WHAT TO DO
Extract the complete listing and repeat it word for word.
----- RECORD EXTRACTS
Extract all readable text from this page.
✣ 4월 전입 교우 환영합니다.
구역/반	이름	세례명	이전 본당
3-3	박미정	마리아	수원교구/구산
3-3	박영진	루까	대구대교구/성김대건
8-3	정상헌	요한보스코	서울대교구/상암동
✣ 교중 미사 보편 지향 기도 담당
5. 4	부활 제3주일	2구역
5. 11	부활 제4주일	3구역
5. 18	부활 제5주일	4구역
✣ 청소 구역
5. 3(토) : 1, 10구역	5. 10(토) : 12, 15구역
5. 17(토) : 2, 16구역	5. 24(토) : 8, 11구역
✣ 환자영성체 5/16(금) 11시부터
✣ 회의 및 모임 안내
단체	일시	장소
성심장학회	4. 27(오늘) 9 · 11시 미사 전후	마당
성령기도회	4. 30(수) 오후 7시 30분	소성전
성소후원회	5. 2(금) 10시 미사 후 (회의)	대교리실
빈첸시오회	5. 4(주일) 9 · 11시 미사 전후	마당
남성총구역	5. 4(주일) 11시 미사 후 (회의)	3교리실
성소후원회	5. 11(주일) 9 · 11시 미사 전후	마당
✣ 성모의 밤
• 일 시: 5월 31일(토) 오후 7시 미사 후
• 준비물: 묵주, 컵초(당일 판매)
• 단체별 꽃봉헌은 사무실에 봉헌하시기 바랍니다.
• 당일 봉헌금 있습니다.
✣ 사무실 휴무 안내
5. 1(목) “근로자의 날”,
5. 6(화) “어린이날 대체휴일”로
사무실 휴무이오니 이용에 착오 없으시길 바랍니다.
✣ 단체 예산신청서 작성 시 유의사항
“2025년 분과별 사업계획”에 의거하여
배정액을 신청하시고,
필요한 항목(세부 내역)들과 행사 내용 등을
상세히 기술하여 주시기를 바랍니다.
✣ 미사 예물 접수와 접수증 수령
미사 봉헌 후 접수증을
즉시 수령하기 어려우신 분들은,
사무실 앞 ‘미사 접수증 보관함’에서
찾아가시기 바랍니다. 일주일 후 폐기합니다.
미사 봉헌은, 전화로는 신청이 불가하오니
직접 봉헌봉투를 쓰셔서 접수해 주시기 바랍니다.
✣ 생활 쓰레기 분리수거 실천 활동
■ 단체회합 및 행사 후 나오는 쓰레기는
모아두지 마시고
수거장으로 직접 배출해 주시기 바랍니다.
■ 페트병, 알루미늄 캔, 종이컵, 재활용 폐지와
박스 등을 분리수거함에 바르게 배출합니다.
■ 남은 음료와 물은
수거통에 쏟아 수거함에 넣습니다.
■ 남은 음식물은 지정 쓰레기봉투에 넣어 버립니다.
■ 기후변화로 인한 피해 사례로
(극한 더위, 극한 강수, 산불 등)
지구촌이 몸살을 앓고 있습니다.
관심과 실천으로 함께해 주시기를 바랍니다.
----------
REPLY TO THE TASK
Extract all readable text from this page.
✣ 4월 전입 교우 환영합니다.
구역/반	이름	세례명	이전 본당
3-3	박미정	마리아	수원교구/구산
3-3	박영진	루까	대구대교구/성김대건
8-3	정상헌	요한보스코	서울대교구/상암동
✣ 교중 미사 보편 지향 기도 담당
5. 4	부활 제3주일	2구역
5. 11	부활 제4주일	3구역
5. 18	부활 제5주일	4구역
✣ 청소 구역
5. 3(토) : 1, 10구역	5. 10(토) : 12, 15구역
5. 17(토) : 2, 16구역	5. 24(토) : 8, 11구역
✣ 환자영성체 5/16(금) 11시부터
✣ 회의 및 모임 안내
단체	일시	장소
성심장학회	4. 27(오늘) 9 · 11시 미사 전후	마당
성령기도회	4. 30(수) 오후 7시 30분	소성전
성소후원회	5. 2(금) 10시 미사 후 (회의)	대교리실
빈첸시오회	5. 4(주일) 9 · 11시 미사 전후	마당
남성총구역	5. 4(주일) 11시 미사 후 (회의)	3교리실
성소후원회	5. 11(주일) 9 · 11시 미사 전후	마당
✣ 성모의 밤
• 일 시: 5월 31일(토) 오후 7시 미사 후
• 준비물: 묵주, 컵초(당일 판매)
• 단체별 꽃봉헌은 사무실에 봉헌하시기 바랍니다.
• 당일 봉헌금 있습니다.
✣ 사무실 휴무 안내
5. 1(목) “근로자의 날”,
5. 6(화) “어린이날 대체휴일”로
사무실 휴무이오니 이용에 착오 없으시길 바랍니다.
✣ 단체 예산신청서 작성 시 유의사항
“2025년 분과별 사업계획”에 의거하여
배정액을 신청하시고,
필요한 항목(세부 내역)들과 행사 내용 등을
상세히 기술하여 주시기를 바랍니다.
✣ 미사 예물 접수와 접수증 수령
미사 봉헌 후 접수증을
즉시 수령하기 어려우신 분들은,
사무실 앞 ‘미사 접수증 보관함’에서
찾아가시기 바랍니다. 일주일 후 폐기합니다.
미사 봉헌은, 전화로는 신청이 불가하오니
직접 봉헌봉투를 쓰셔서 접수해 주시기 바랍니다.
✣ 생활 쓰레기 분리수거 실천 활동
■ 단체회합 및 행사 후 나오는 쓰레기는
모아두지 마시고
수거장으로 직접 배출해 주시기 바랍니다.
■ 페트병, 알루미늄 캔, 종이컵, 재활용 폐지와
박스 등을 분리수거함에 바르게 배출합니다.
■ 남은 음료와 물은
수거통에 쏟아 수거함에 넣습니다.
■ 남은 음식물은 지정 쓰레기봉투에 넣어 버립니다.
■ 기후변화로 인한 피해 사례로
(극한 더위, 극한 강수, 산불 등)
지구촌이 몸살을 앓고 있습니다.
관심과 실천으로 함께해 주시기를 바랍니다.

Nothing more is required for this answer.